═══ Recorded data
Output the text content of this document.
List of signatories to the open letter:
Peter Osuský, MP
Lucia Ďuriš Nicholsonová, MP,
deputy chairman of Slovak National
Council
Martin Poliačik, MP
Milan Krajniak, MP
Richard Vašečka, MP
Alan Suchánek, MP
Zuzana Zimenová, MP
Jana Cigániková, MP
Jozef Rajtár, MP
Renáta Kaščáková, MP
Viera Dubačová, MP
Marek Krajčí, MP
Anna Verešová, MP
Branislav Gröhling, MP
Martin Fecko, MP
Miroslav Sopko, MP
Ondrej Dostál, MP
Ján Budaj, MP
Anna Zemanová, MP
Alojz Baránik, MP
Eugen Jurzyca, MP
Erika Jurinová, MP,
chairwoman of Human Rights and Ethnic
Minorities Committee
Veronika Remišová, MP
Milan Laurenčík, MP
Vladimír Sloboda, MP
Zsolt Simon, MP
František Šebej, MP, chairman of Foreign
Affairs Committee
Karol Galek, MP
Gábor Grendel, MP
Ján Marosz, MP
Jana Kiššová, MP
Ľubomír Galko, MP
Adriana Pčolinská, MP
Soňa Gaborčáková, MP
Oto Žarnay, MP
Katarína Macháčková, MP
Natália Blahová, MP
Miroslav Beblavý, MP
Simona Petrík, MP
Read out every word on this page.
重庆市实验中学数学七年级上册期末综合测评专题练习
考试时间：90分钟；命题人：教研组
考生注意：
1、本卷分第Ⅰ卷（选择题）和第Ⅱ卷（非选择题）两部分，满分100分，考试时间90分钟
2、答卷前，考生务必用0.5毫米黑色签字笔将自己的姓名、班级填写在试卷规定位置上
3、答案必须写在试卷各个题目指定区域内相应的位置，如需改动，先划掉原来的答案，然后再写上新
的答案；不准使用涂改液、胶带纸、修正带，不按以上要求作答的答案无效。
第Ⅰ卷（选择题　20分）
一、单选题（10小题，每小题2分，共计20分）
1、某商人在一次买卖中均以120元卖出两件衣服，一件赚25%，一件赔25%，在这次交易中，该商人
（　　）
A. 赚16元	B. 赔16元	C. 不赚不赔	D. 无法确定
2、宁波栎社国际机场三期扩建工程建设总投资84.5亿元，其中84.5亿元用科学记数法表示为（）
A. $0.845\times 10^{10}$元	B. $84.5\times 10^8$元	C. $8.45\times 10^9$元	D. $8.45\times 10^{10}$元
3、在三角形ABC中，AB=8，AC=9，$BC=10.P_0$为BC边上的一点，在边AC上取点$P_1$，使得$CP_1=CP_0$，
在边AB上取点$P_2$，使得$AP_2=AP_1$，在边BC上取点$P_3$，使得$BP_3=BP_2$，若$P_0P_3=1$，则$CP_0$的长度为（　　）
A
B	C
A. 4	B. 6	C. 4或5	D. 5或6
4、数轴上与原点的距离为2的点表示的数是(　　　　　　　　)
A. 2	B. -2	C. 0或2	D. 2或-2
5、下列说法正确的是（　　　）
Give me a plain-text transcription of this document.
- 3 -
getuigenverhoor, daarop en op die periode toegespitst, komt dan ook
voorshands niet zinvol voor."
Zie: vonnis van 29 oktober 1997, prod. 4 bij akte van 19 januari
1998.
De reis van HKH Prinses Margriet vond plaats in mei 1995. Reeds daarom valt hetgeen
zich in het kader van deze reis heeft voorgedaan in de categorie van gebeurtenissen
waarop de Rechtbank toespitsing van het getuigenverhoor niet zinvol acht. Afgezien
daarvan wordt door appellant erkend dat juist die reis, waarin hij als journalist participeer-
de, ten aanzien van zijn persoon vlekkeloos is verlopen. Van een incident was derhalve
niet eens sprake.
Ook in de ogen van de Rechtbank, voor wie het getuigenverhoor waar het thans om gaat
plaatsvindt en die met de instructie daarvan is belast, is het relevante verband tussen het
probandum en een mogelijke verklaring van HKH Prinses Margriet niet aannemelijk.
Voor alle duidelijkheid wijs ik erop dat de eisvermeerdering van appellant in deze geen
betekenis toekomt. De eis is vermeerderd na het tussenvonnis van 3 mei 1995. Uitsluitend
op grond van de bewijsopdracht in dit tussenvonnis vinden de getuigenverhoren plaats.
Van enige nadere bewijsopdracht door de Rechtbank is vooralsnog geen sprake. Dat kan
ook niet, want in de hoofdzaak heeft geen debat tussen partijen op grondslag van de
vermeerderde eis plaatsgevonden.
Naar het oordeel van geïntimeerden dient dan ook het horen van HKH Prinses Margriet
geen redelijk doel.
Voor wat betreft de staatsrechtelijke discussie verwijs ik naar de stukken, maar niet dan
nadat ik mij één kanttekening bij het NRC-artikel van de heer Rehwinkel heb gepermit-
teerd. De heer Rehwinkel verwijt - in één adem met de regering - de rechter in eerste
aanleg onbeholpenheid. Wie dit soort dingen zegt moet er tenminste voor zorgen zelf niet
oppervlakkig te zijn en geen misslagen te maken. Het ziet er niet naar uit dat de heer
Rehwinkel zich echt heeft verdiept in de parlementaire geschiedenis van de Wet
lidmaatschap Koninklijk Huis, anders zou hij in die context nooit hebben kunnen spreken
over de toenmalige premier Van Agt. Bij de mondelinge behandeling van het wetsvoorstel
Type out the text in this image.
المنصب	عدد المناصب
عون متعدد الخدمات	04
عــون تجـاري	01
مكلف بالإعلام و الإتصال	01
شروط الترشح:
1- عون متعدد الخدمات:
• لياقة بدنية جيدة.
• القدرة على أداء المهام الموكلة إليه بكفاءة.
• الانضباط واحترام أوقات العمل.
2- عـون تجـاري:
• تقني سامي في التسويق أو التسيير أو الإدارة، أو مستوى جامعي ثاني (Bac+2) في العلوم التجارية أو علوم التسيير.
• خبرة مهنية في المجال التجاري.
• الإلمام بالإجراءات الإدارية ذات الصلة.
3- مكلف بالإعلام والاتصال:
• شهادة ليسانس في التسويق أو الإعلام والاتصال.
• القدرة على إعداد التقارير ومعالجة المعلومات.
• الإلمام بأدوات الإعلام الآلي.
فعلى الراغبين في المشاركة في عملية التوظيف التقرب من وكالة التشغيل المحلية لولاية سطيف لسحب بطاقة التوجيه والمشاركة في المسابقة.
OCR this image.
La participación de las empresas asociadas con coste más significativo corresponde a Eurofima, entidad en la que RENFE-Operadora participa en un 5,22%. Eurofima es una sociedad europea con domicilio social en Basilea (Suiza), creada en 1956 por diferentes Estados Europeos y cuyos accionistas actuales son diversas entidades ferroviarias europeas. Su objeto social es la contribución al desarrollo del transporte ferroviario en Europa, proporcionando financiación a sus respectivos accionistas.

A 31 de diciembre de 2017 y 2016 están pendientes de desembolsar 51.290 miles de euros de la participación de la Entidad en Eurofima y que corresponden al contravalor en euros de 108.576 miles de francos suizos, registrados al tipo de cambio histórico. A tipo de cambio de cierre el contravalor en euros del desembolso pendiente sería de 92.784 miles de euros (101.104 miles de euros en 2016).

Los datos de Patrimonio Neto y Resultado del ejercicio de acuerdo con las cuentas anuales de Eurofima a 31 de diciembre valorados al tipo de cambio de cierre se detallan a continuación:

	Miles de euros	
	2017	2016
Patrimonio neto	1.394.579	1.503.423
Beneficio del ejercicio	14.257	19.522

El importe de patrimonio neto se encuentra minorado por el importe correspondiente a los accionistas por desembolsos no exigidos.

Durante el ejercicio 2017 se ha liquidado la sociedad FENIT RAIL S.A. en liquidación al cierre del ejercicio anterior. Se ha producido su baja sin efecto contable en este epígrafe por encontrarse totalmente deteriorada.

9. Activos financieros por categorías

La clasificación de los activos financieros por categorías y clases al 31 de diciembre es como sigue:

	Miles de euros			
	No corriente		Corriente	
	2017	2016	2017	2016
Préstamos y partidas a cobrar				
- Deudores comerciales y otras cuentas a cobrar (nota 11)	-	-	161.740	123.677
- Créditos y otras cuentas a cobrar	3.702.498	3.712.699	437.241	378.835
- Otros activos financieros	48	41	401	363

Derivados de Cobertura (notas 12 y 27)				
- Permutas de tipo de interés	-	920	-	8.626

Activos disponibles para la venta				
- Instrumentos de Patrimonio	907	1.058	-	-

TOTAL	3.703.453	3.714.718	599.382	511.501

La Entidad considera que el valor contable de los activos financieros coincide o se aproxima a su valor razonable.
══════
__Work to do__
Count how many lines above include the word "zich" and answer with that figure only.

__Task output__
2